(Stored records)
────────────────────

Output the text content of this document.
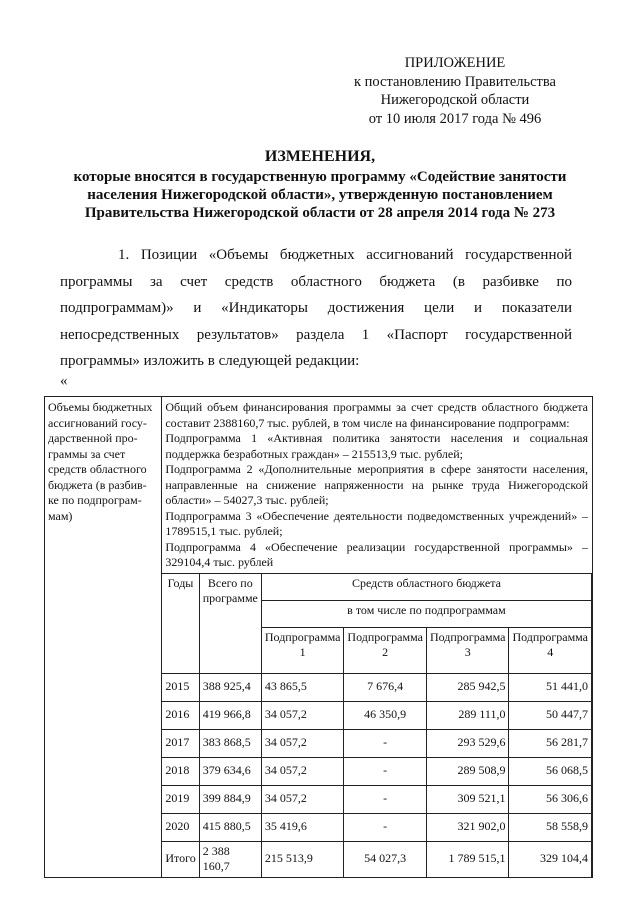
ПРИЛОЖЕНИЕ
к постановлению Правительства
Нижегородской области
от 10 июля 2017 года № 496
ИЗМЕНЕНИЯ,
которые вносятся в государственную программу «Содействие занятости
населения Нижегородской области», утвержденную постановлением
Правительства Нижегородской области от 28 апреля 2014 года № 273
1. Позиции «Объемы бюджетных ассигнований государственной
программы за счет средств областного бюджета (в разбивке по
подпрограммам)» и «Индикаторы достижения цели и показатели
непосредственных результатов» раздела 1 «Паспорт государственной
программы» изложить в следующей редакции:
«
Объемы бюджетных
ассигнований госу-
дарственной про-
граммы за счет
средств областного
бюджета (в разбив-
ке по подпрограм-
мам)

Общий объем финансирования программы за счет средств областного бюджета составит 2388160,7 тыс. рублей, в том числе на финансирование подпрограмм:

Подпрограмма 1 «Активная политика занятости населения и социальная поддержка безработных граждан» – 215513,9 тыс. рублей;

Подпрограмма 2 «Дополнительные мероприятия в сфере занятости населения, направленные на снижение напряженности на рынке труда Нижегородской области» – 54027,3 тыс. рублей;

Подпрограмма 3 «Обеспечение деятельности подведомственных учреждений» – 1789515,1 тыс. рублей;

Подпрограмма 4 «Обеспечение реализации государственной программы» – 329104,4 тыс. рублей

Годы	Всего по программе	Средств областного бюджета
в том числе по подпрограммам
Подпрограмма 1	Подпрограмма 2	Подпрограмма 3	Подпрограмма 4
2015	388 925,4	43 865,5	7 676,4	285 942,5	51 441,0
2016	419 966,8	34 057,2	46 350,9	289 111,0	50 447,7
2017	383 868,5	34 057,2	-	293 529,6	56 281,7
2018	379 634,6	34 057,2	-	289 508,9	56 068,5
2019	399 884,9	34 057,2	-	309 521,1	56 306,6
2020	415 880,5	35 419,6	-	321 902,0	58 558,9
Итого	2 388 160,7	215 513,9	54 027,3	1 789 515,1	329 104,4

────────────────────

### WRITTEN EXERCISE
Repeat each entry precisely as it appears. Leave the pictures out.

### FULL OUTPUT
Output the text content of this document.
ПРИЛОЖЕНИЕ
к постановлению Правительства
Нижегородской области
от 10 июля 2017 года № 496
ИЗМЕНЕНИЯ,
которые вносятся в государственную программу «Содействие занятости
населения Нижегородской области», утвержденную постановлением
Правительства Нижегородской области от 28 апреля 2014 года № 273
1. Позиции «Объемы бюджетных ассигнований государственной
программы за счет средств областного бюджета (в разбивке по
подпрограммам)» и «Индикаторы достижения цели и показатели
непосредственных результатов» раздела 1 «Паспорт государственной
программы» изложить в следующей редакции:
«
Объемы бюджетных
ассигнований госу-
дарственной про-
граммы за счет
средств областного
бюджета (в разбив-
ке по подпрограм-
мам)

Общий объем финансирования программы за счет средств областного бюджета составит 2388160,7 тыс. рублей, в том числе на финансирование подпрограмм:

Подпрограмма 1 «Активная политика занятости населения и социальная поддержка безработных граждан» – 215513,9 тыс. рублей;

Подпрограмма 2 «Дополнительные мероприятия в сфере занятости населения, направленные на снижение напряженности на рынке труда Нижегородской области» – 54027,3 тыс. рублей;

Подпрограмма 3 «Обеспечение деятельности подведомственных учреждений» – 1789515,1 тыс. рублей;

Подпрограмма 4 «Обеспечение реализации государственной программы» – 329104,4 тыс. рублей

Годы	Всего по программе	Средств областного бюджета
в том числе по подпрограммам
Подпрограмма 1	Подпрограмма 2	Подпрограмма 3	Подпрограмма 4
2015	388 925,4	43 865,5	7 676,4	285 942,5	51 441,0
2016	419 966,8	34 057,2	46 350,9	289 111,0	50 447,7
2017	383 868,5	34 057,2	-	293 529,6	56 281,7
2018	379 634,6	34 057,2	-	289 508,9	56 068,5
2019	399 884,9	34 057,2	-	309 521,1	56 306,6
2020	415 880,5	35 419,6	-	321 902,0	58 558,9
Итого	2 388 160,7	215 513,9	54 027,3	1 789 515,1	329 104,4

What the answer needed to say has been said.